▶ [What to do]: Every line containing the word "color" needs to be found and copied.
# # # # #
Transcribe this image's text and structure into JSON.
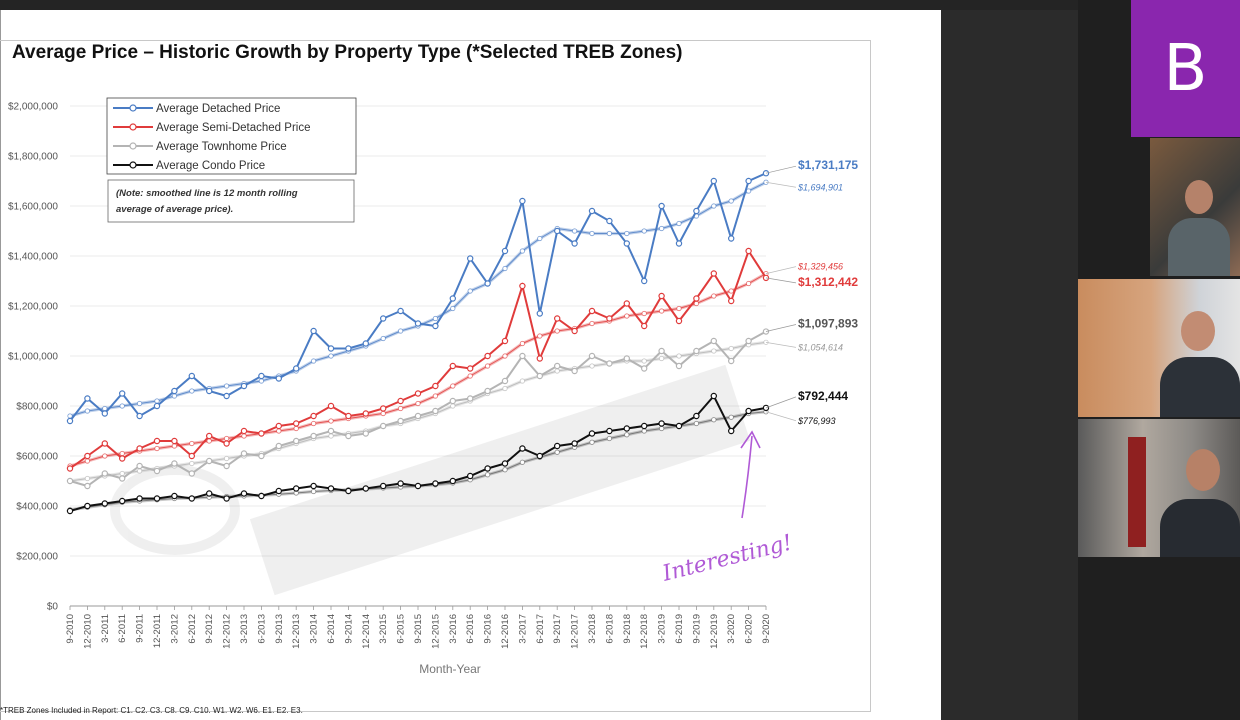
{
  "chart": {
    "title": "Average Price – Historic Growth by Property Type (*Selected TREB Zones)",
    "note_line1": "(Note: smoothed line is 12 month rolling",
    "note_line2": "average of average price).",
    "xlabel": "Month-Year",
    "footnote": "*TREB Zones Included in Report: C1. C2. C3. C8. C9. C10. W1. W2. W6. E1. E2. E3.",
    "annotation": "Interesting!"
  },
  "chart_data": {
    "type": "line",
    "x": [
      "9-2010",
      "12-2010",
      "3-2011",
      "6-2011",
      "9-2011",
      "12-2011",
      "3-2012",
      "6-2012",
      "9-2012",
      "12-2012",
      "3-2013",
      "6-2013",
      "9-2013",
      "12-2013",
      "3-2014",
      "6-2014",
      "9-2014",
      "12-2014",
      "3-2015",
      "6-2015",
      "9-2015",
      "12-2015",
      "3-2016",
      "6-2016",
      "9-2016",
      "12-2016",
      "3-2017",
      "6-2017",
      "9-2017",
      "12-2017",
      "3-2018",
      "6-2018",
      "9-2018",
      "12-2018",
      "3-2019",
      "6-2019",
      "9-2019",
      "12-2019",
      "3-2020",
      "6-2020",
      "9-2020"
    ],
    "ylim": [
      0,
      2000000
    ],
    "yticks": [
      "$0",
      "$200,000",
      "$400,000",
      "$600,000",
      "$800,000",
      "$1,000,000",
      "$1,200,000",
      "$1,400,000",
      "$1,600,000",
      "$1,800,000",
      "$2,000,000"
    ],
    "legend_position": "top-left",
    "series": [
      {
        "name": "Average Detached Price",
        "color": "#4a7cc4",
        "values": [
          740000,
          830000,
          770000,
          850000,
          760000,
          800000,
          860000,
          920000,
          860000,
          840000,
          880000,
          920000,
          910000,
          950000,
          1100000,
          1030000,
          1030000,
          1050000,
          1150000,
          1180000,
          1130000,
          1120000,
          1230000,
          1390000,
          1290000,
          1420000,
          1620000,
          1170000,
          1500000,
          1450000,
          1580000,
          1540000,
          1450000,
          1300000,
          1600000,
          1450000,
          1580000,
          1700000,
          1470000,
          1700000,
          1731175
        ],
        "smoothed": [
          760000,
          780000,
          790000,
          800000,
          810000,
          820000,
          840000,
          860000,
          870000,
          880000,
          890000,
          900000,
          920000,
          940000,
          980000,
          1000000,
          1020000,
          1040000,
          1070000,
          1100000,
          1120000,
          1150000,
          1190000,
          1260000,
          1290000,
          1350000,
          1420000,
          1470000,
          1510000,
          1500000,
          1490000,
          1490000,
          1490000,
          1500000,
          1510000,
          1530000,
          1560000,
          1600000,
          1620000,
          1660000,
          1694901
        ],
        "final_label": "$1,731,175",
        "smoothed_label": "$1,694,901"
      },
      {
        "name": "Average Semi-Detached Price",
        "color": "#e03b3b",
        "values": [
          550000,
          600000,
          650000,
          590000,
          630000,
          660000,
          660000,
          600000,
          680000,
          650000,
          700000,
          690000,
          720000,
          730000,
          760000,
          800000,
          760000,
          770000,
          790000,
          820000,
          850000,
          880000,
          960000,
          950000,
          1000000,
          1060000,
          1280000,
          990000,
          1150000,
          1100000,
          1180000,
          1150000,
          1210000,
          1120000,
          1240000,
          1140000,
          1230000,
          1330000,
          1220000,
          1420000,
          1312442
        ],
        "smoothed": [
          560000,
          580000,
          600000,
          610000,
          620000,
          630000,
          640000,
          650000,
          660000,
          670000,
          680000,
          690000,
          700000,
          710000,
          730000,
          740000,
          750000,
          760000,
          770000,
          790000,
          810000,
          840000,
          880000,
          920000,
          960000,
          1000000,
          1050000,
          1080000,
          1100000,
          1110000,
          1130000,
          1140000,
          1160000,
          1170000,
          1180000,
          1190000,
          1210000,
          1240000,
          1260000,
          1290000,
          1329456
        ],
        "final_label": "$1,312,442",
        "smoothed_label": "$1,329,456"
      },
      {
        "name": "Average Townhome Price",
        "color": "#b4b4b4",
        "values": [
          500000,
          480000,
          530000,
          510000,
          560000,
          540000,
          570000,
          530000,
          580000,
          560000,
          610000,
          600000,
          640000,
          660000,
          680000,
          700000,
          680000,
          690000,
          720000,
          740000,
          760000,
          780000,
          820000,
          830000,
          860000,
          900000,
          1000000,
          920000,
          960000,
          940000,
          1000000,
          970000,
          990000,
          950000,
          1020000,
          960000,
          1020000,
          1060000,
          980000,
          1060000,
          1097893
        ],
        "smoothed": [
          500000,
          510000,
          520000,
          530000,
          540000,
          550000,
          560000,
          570000,
          580000,
          590000,
          600000,
          610000,
          630000,
          650000,
          670000,
          680000,
          690000,
          700000,
          720000,
          730000,
          750000,
          770000,
          800000,
          820000,
          850000,
          870000,
          900000,
          920000,
          940000,
          950000,
          960000,
          970000,
          980000,
          980000,
          990000,
          1000000,
          1010000,
          1020000,
          1030000,
          1045000,
          1054614
        ],
        "final_label": "$1,097,893",
        "smoothed_label": "$1,054,614"
      },
      {
        "name": "Average Condo Price",
        "color": "#111111",
        "values": [
          380000,
          400000,
          410000,
          420000,
          430000,
          430000,
          440000,
          430000,
          450000,
          430000,
          450000,
          440000,
          460000,
          470000,
          480000,
          470000,
          460000,
          470000,
          480000,
          490000,
          480000,
          490000,
          500000,
          520000,
          550000,
          570000,
          630000,
          600000,
          640000,
          650000,
          690000,
          700000,
          710000,
          720000,
          730000,
          720000,
          760000,
          840000,
          700000,
          780000,
          792444
        ],
        "smoothed": [
          385000,
          395000,
          405000,
          415000,
          420000,
          425000,
          430000,
          432000,
          435000,
          438000,
          440000,
          443000,
          447000,
          452000,
          458000,
          462000,
          465000,
          468000,
          472000,
          476000,
          480000,
          485000,
          492000,
          505000,
          525000,
          545000,
          575000,
          595000,
          615000,
          635000,
          655000,
          670000,
          685000,
          700000,
          710000,
          720000,
          730000,
          745000,
          755000,
          770000,
          776993
        ],
        "final_label": "$792,444",
        "smoothed_label": "$776,993"
      }
    ]
  },
  "meeting": {
    "brand_letter": "B"
  }
}
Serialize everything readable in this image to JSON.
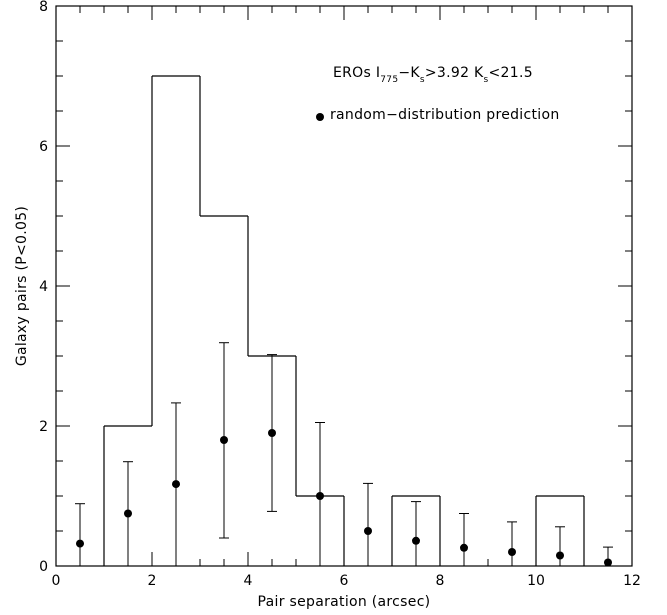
# # # # #
▶ [Response]:
        "color": "#4a7cc4",
        "color": "#e03b3b",
        "color": "#b4b4b4",
        "color": "#111111",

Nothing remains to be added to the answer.